Write out precisely the lines beginning with the line that contains "Convert this document image to plain text." and ending with the last line of the entries, and no other lines.

Collection entries:
-- BEGIN --

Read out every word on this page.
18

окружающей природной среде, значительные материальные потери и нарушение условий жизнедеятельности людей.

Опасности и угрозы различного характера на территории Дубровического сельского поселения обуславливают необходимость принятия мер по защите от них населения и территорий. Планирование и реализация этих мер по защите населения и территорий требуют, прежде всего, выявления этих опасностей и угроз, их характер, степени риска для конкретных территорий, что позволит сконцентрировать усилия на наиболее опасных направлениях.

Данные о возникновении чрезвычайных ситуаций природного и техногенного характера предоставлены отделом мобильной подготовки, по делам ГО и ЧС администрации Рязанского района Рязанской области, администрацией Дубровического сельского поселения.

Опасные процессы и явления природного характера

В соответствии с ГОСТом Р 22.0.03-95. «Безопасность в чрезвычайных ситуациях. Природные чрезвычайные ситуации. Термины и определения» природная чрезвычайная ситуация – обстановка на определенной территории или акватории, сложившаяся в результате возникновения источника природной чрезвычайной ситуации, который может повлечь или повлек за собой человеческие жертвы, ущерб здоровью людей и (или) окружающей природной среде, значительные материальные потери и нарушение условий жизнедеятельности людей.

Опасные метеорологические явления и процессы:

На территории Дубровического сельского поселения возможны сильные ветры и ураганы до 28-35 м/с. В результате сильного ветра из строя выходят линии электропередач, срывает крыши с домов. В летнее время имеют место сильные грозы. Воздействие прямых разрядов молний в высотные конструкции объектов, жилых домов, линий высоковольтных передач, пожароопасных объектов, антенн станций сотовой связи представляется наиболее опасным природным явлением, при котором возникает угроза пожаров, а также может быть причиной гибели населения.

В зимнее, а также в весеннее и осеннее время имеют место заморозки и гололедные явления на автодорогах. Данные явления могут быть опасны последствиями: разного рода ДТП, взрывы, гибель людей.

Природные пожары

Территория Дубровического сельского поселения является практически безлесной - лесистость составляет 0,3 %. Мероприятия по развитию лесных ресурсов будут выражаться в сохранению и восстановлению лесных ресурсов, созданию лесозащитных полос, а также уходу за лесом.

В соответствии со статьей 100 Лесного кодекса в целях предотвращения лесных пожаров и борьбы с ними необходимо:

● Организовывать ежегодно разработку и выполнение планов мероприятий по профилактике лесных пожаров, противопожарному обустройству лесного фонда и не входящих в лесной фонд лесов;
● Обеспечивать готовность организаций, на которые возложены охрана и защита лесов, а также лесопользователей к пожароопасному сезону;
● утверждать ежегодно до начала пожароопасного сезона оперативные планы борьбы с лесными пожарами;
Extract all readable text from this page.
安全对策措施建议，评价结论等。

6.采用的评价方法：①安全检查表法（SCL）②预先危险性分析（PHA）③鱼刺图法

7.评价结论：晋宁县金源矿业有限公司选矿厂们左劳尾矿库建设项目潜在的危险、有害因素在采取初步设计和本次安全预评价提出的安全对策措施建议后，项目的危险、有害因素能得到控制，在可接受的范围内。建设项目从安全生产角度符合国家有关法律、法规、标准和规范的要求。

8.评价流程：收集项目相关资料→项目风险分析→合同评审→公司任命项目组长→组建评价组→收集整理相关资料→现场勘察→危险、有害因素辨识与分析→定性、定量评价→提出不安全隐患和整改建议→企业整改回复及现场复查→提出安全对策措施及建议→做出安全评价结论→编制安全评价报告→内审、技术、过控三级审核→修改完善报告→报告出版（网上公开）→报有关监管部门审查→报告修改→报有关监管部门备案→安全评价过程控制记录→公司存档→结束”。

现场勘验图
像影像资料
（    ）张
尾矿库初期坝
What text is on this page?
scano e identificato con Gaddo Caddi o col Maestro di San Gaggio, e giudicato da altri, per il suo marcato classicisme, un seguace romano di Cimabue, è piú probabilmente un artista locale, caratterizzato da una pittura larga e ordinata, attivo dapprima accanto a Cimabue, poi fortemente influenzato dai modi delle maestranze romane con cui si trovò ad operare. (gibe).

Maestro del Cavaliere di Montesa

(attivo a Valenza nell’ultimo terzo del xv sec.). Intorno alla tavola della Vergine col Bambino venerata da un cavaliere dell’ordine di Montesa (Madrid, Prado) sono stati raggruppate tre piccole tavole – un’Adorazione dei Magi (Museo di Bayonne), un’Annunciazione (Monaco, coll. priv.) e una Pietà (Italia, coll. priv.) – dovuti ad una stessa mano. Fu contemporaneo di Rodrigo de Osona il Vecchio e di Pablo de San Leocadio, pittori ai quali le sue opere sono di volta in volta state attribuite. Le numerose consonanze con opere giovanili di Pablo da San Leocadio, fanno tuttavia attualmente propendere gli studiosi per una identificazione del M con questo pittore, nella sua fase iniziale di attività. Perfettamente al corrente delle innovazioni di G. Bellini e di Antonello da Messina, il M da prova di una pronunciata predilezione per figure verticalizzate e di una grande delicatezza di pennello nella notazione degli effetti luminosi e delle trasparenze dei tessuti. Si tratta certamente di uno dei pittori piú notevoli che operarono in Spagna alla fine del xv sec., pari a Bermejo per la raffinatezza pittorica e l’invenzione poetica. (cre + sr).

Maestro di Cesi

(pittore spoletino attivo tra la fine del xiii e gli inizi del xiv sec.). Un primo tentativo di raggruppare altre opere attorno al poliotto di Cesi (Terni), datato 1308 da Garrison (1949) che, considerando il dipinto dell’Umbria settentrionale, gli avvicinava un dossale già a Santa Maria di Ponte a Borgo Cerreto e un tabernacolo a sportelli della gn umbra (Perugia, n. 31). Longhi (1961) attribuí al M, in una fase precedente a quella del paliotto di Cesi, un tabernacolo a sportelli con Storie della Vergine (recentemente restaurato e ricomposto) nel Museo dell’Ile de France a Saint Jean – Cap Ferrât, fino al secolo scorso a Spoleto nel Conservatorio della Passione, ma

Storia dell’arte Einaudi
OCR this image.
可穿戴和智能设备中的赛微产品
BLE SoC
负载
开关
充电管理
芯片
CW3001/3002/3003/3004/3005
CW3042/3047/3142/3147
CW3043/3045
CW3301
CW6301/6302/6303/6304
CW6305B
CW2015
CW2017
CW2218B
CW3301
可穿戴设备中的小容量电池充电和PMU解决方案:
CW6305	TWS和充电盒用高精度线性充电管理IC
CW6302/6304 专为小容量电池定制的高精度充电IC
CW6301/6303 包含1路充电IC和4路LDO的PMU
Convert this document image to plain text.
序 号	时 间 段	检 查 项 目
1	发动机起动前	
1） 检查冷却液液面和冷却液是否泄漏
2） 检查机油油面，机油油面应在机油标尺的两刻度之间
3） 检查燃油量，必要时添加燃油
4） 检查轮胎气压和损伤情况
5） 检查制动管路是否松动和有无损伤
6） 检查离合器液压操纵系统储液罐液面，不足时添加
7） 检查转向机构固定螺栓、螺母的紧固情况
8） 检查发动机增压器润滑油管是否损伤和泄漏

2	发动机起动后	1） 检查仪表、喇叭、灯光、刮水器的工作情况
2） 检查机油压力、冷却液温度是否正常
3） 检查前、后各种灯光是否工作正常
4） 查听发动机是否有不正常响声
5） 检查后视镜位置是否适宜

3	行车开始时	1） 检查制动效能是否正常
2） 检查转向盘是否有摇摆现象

-- END --

■ **Solution for this problem**:
Convert this document image to plain text.
序 号	时 间 段	检 查 项 目
1	发动机起动前	
1） 检查冷却液液面和冷却液是否泄漏
2） 检查机油油面，机油油面应在机油标尺的两刻度之间
3） 检查燃油量，必要时添加燃油
4） 检查轮胎气压和损伤情况
5） 检查制动管路是否松动和有无损伤
6） 检查离合器液压操纵系统储液罐液面，不足时添加
7） 检查转向机构固定螺栓、螺母的紧固情况
8） 检查发动机增压器润滑油管是否损伤和泄漏

2	发动机起动后	1） 检查仪表、喇叭、灯光、刮水器的工作情况
2） 检查机油压力、冷却液温度是否正常
3） 检查前、后各种灯光是否工作正常
4） 查听发动机是否有不正常响声
5） 检查后视镜位置是否适宜

3	行车开始时	1） 检查制动效能是否正常
2） 检查转向盘是否有摇摆现象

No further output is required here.